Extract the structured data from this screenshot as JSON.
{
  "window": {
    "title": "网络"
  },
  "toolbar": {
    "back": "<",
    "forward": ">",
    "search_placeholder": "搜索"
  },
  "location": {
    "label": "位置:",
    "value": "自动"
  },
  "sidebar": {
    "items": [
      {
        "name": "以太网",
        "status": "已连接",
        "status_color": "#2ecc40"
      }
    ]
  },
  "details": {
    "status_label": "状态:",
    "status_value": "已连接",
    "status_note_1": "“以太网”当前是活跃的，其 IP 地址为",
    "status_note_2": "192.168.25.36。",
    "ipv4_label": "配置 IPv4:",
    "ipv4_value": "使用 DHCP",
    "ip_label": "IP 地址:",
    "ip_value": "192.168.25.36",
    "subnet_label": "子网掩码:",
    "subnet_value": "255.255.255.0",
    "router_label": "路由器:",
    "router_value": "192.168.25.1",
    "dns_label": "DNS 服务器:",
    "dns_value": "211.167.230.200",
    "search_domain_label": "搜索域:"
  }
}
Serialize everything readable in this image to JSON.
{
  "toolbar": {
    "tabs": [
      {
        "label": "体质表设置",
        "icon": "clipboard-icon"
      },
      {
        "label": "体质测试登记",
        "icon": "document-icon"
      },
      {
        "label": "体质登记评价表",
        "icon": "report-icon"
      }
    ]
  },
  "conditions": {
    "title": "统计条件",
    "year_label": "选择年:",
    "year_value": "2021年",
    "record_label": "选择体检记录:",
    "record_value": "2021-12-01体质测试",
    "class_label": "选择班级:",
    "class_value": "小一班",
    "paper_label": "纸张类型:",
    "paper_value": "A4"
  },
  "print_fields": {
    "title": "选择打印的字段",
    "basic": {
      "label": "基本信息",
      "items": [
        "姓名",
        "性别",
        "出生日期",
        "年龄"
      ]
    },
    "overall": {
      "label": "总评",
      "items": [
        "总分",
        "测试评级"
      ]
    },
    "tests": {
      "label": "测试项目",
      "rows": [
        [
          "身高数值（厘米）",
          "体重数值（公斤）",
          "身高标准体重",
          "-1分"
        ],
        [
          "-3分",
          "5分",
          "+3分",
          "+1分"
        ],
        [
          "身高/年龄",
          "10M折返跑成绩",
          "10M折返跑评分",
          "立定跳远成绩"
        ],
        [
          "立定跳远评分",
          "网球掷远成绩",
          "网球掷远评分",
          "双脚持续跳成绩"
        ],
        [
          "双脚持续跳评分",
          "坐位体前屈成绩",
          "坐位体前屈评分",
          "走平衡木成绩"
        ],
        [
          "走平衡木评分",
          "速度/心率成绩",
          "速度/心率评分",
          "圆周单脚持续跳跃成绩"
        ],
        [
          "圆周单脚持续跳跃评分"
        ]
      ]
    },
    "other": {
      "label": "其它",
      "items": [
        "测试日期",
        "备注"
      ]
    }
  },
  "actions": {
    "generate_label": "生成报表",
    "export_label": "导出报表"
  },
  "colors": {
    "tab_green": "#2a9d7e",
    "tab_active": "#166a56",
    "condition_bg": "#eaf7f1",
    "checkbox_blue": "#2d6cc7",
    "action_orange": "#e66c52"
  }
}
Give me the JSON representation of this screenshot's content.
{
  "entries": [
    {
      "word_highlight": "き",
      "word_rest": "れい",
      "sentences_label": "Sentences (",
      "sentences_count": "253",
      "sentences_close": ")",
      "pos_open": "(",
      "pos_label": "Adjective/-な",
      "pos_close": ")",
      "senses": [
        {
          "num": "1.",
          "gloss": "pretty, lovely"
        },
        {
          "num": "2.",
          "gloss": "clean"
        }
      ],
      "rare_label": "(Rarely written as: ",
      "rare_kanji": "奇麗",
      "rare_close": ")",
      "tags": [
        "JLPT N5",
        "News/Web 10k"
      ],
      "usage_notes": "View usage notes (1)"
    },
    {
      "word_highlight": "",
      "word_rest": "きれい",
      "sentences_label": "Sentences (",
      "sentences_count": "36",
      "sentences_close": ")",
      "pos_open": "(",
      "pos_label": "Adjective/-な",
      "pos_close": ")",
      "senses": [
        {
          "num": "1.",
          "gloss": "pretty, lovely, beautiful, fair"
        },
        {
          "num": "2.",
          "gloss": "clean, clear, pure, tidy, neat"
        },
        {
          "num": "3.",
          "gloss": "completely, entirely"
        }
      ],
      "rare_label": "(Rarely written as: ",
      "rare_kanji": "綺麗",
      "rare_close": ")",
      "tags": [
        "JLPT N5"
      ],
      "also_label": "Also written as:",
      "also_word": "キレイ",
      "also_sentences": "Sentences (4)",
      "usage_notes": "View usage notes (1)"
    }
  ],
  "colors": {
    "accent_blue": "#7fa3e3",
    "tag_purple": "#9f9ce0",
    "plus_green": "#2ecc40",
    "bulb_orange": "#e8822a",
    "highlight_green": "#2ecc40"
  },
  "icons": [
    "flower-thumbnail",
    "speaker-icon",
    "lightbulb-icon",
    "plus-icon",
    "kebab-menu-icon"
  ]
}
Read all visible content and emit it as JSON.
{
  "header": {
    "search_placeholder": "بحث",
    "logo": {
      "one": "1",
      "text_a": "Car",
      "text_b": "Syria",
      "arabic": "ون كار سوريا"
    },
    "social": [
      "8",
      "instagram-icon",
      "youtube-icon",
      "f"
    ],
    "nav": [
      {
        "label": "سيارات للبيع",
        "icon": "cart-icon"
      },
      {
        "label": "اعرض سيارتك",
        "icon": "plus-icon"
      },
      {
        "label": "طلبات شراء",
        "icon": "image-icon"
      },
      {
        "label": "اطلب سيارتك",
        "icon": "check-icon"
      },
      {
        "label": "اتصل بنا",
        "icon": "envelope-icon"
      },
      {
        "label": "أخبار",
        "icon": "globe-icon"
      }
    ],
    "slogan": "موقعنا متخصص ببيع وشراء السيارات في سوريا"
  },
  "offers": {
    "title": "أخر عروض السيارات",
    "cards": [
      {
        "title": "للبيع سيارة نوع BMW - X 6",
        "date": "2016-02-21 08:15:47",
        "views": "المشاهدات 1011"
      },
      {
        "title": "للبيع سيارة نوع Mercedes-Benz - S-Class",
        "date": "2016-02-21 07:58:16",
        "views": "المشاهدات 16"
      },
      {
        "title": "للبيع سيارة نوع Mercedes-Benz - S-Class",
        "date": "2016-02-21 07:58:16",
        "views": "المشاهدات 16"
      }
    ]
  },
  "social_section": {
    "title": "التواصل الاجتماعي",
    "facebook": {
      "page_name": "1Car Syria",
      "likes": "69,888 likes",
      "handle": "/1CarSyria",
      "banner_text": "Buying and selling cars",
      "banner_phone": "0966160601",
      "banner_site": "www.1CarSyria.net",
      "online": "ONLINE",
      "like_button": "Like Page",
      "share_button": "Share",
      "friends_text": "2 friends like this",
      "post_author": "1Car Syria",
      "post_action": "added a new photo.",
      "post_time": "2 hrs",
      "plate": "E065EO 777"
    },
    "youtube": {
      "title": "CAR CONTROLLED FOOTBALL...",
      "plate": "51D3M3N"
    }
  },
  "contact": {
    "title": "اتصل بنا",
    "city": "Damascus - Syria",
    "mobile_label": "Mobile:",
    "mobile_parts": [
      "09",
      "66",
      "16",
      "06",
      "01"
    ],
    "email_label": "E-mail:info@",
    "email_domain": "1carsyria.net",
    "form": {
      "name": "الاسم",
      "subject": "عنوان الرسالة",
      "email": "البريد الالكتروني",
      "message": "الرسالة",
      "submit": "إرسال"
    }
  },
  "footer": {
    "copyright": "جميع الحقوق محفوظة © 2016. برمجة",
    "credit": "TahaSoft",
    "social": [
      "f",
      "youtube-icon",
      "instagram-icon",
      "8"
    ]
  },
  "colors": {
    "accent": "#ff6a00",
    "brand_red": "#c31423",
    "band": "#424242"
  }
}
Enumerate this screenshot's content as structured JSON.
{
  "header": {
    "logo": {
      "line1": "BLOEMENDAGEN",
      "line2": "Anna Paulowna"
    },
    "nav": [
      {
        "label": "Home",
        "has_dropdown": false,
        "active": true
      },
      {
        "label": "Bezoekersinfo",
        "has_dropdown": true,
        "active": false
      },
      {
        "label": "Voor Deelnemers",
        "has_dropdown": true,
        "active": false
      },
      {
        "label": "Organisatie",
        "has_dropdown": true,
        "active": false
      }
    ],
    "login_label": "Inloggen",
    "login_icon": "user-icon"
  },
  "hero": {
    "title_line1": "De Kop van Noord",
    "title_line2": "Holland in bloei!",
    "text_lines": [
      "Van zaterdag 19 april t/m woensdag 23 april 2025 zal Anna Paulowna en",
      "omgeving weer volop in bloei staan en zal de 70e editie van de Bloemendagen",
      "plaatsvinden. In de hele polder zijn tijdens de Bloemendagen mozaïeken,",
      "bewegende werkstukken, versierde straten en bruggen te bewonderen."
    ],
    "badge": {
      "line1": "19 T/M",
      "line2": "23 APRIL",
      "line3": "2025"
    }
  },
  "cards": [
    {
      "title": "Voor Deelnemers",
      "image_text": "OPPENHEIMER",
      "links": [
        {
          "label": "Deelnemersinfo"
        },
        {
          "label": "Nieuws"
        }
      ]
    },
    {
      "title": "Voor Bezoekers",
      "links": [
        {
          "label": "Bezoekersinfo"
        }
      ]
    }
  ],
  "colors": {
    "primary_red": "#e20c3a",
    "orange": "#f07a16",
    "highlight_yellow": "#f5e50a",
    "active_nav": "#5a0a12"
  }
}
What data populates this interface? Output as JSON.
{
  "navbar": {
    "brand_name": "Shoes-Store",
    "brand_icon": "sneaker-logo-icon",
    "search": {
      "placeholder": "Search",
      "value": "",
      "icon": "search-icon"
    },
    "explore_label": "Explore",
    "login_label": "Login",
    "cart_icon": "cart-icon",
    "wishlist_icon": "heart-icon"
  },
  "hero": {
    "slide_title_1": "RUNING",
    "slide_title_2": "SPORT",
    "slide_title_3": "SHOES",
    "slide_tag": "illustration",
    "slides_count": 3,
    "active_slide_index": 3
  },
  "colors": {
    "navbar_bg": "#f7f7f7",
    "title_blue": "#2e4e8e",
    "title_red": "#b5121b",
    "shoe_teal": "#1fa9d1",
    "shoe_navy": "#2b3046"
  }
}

▶ **Description of the task**
Look through the data and show every line containing "الرسالة".

▶ **Solution to the problem**
      "subject": "عنوان الرسالة",
      "message": "الرسالة",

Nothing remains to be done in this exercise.